_Data entries_.

◇ ◇ ◇

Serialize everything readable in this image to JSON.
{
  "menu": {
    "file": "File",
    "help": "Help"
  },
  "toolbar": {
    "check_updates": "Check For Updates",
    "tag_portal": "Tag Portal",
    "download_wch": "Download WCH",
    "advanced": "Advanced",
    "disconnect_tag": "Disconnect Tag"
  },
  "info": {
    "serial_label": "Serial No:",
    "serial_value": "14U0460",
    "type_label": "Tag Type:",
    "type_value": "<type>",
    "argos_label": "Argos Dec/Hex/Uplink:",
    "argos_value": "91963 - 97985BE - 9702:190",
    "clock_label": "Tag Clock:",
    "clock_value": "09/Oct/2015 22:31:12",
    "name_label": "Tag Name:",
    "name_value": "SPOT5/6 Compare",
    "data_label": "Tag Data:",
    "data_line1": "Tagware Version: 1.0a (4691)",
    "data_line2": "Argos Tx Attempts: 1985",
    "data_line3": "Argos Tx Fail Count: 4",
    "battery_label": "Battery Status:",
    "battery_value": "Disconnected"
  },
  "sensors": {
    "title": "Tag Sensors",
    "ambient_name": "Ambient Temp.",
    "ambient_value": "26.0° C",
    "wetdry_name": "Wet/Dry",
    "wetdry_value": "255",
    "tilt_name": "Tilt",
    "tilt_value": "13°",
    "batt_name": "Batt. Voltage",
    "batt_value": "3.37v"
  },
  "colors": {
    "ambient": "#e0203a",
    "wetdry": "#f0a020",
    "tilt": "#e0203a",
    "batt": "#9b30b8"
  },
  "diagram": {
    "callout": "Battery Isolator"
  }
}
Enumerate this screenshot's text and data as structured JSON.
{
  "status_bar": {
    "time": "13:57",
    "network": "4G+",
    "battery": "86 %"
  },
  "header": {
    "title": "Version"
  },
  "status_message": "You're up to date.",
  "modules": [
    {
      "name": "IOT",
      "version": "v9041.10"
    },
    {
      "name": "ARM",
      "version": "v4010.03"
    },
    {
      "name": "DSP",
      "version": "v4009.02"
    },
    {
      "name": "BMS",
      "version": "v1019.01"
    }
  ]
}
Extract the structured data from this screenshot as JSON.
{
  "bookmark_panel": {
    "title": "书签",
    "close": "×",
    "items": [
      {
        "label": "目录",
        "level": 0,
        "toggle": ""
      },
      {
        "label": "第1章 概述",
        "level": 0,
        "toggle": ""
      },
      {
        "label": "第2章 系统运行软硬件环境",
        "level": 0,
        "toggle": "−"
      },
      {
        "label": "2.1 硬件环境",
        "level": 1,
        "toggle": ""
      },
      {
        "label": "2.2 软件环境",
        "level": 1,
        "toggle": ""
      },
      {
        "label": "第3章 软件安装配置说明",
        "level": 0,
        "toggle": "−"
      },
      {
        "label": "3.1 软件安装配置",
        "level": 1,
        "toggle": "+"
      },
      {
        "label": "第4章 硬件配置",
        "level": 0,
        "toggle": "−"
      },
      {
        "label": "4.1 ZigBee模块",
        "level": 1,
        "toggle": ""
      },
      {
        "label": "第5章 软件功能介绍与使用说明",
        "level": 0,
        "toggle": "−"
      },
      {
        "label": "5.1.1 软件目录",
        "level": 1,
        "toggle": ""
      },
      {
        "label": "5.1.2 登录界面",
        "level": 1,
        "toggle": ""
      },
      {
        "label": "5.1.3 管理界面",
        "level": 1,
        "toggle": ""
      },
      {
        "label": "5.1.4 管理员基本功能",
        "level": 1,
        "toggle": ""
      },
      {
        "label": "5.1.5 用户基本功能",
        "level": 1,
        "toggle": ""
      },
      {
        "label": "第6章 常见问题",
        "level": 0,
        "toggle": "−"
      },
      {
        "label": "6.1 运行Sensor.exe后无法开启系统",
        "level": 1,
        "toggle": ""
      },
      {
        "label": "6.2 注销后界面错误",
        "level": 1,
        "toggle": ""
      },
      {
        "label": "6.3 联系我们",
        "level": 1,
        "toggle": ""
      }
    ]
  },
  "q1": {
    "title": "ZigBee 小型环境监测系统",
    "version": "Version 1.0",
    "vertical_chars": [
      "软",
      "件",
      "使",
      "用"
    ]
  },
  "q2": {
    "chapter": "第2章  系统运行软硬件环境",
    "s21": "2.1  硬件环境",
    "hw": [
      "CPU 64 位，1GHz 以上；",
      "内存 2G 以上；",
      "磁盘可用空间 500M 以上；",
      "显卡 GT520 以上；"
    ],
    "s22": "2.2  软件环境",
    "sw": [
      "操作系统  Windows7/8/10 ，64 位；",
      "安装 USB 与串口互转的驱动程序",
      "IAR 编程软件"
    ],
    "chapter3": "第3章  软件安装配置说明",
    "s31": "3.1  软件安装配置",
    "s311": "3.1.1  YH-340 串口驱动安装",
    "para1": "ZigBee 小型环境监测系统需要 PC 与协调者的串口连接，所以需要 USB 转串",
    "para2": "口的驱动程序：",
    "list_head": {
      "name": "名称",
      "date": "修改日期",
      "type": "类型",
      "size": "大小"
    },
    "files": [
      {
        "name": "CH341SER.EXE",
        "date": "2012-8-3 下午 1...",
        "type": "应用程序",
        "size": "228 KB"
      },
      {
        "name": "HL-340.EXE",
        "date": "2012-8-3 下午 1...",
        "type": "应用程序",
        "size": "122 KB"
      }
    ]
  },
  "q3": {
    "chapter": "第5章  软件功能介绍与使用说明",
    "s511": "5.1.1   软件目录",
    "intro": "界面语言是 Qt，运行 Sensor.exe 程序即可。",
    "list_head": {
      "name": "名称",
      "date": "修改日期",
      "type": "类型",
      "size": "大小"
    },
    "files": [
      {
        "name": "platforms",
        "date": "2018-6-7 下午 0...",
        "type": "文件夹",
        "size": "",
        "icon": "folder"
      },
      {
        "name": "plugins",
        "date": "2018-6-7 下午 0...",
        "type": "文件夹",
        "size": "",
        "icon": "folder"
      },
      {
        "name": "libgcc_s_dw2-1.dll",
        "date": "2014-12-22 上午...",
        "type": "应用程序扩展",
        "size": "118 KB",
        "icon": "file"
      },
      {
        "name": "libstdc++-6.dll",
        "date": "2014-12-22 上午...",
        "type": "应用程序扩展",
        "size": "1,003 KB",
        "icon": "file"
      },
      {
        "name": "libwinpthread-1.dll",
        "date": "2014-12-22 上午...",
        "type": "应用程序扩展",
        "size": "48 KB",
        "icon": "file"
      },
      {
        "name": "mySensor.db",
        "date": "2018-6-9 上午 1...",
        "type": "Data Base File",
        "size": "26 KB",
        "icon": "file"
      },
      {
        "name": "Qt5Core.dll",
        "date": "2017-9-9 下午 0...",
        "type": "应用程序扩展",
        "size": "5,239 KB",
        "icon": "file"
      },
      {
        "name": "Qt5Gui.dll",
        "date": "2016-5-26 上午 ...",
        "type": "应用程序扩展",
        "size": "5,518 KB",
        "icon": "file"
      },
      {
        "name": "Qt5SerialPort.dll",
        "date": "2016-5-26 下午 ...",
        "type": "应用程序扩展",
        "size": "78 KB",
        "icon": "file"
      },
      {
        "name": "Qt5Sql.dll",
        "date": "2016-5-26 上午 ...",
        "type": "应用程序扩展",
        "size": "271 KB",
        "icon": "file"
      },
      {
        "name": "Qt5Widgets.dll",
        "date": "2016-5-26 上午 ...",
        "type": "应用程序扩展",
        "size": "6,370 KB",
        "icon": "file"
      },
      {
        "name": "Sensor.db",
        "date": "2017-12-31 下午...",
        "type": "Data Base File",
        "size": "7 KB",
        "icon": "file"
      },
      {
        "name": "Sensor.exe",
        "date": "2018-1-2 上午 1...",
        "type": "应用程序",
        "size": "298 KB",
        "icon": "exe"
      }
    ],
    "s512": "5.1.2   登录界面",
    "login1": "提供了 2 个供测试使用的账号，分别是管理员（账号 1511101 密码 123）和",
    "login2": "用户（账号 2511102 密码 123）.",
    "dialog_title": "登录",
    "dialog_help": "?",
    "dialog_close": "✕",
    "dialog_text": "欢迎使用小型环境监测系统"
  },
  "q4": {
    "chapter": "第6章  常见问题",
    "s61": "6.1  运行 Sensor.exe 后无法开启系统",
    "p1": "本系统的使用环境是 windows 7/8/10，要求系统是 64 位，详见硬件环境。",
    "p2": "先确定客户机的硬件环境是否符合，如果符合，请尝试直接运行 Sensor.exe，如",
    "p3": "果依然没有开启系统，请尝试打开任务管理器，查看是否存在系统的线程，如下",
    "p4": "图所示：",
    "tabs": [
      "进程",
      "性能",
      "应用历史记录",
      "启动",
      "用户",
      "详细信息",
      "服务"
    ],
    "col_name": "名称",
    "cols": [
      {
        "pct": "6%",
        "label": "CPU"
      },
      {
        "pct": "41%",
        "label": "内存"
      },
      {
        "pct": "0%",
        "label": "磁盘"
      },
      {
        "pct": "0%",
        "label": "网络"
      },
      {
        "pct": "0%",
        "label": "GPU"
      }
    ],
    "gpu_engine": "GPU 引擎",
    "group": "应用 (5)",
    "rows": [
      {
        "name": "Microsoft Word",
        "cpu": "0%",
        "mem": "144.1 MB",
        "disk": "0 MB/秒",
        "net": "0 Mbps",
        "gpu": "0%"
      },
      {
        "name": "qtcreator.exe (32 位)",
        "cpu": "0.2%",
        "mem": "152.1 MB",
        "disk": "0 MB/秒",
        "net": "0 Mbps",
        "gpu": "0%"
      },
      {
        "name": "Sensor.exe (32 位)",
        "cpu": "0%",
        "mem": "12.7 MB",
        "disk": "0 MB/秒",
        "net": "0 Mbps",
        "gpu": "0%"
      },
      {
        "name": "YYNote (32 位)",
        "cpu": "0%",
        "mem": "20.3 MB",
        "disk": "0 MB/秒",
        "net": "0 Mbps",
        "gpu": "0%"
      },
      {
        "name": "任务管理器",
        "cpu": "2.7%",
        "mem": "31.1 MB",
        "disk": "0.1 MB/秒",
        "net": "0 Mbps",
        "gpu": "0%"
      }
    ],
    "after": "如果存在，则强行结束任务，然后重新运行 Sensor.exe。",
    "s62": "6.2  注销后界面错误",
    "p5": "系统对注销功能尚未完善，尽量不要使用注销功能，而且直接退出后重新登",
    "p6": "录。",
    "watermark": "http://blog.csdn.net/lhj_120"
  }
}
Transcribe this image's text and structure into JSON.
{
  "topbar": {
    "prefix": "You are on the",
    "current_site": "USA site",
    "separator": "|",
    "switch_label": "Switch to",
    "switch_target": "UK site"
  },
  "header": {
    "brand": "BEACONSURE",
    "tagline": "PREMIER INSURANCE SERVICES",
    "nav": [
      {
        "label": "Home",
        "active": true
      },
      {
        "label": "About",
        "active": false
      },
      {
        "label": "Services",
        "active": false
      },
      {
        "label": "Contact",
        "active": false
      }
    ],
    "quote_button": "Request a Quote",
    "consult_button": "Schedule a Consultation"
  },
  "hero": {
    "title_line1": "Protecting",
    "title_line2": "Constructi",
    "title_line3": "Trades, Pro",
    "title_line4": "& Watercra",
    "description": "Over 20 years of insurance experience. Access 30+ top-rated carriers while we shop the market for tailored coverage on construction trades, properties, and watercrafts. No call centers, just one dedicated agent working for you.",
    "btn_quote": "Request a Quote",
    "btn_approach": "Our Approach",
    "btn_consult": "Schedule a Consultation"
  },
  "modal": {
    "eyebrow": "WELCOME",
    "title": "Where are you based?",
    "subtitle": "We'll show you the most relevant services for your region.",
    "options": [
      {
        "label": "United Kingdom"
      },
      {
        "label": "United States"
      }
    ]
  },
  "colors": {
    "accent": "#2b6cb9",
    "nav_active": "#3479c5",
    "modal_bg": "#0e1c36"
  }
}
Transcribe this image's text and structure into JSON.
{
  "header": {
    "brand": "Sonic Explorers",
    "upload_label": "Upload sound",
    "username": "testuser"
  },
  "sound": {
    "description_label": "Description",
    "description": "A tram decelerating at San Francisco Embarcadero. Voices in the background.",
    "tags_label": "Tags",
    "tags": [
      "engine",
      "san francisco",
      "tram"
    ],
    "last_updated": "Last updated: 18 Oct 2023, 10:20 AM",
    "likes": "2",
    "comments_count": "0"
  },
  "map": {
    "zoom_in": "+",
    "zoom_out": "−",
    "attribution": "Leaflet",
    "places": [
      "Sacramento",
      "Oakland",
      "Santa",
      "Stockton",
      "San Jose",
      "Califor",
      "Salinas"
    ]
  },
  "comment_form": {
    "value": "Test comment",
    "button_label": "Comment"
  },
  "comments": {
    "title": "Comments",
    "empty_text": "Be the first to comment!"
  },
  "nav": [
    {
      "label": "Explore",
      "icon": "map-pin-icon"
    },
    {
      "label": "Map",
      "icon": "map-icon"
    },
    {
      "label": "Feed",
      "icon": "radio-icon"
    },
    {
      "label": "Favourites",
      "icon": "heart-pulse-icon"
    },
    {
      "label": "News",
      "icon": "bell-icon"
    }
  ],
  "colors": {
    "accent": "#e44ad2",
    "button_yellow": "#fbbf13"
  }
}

◇ ◇ ◇

_TASK GOAL_. The word "Schedule" may appear on some lines of these records; state how many such lines there are, and nothing else.

_TASK ANSWER_. 2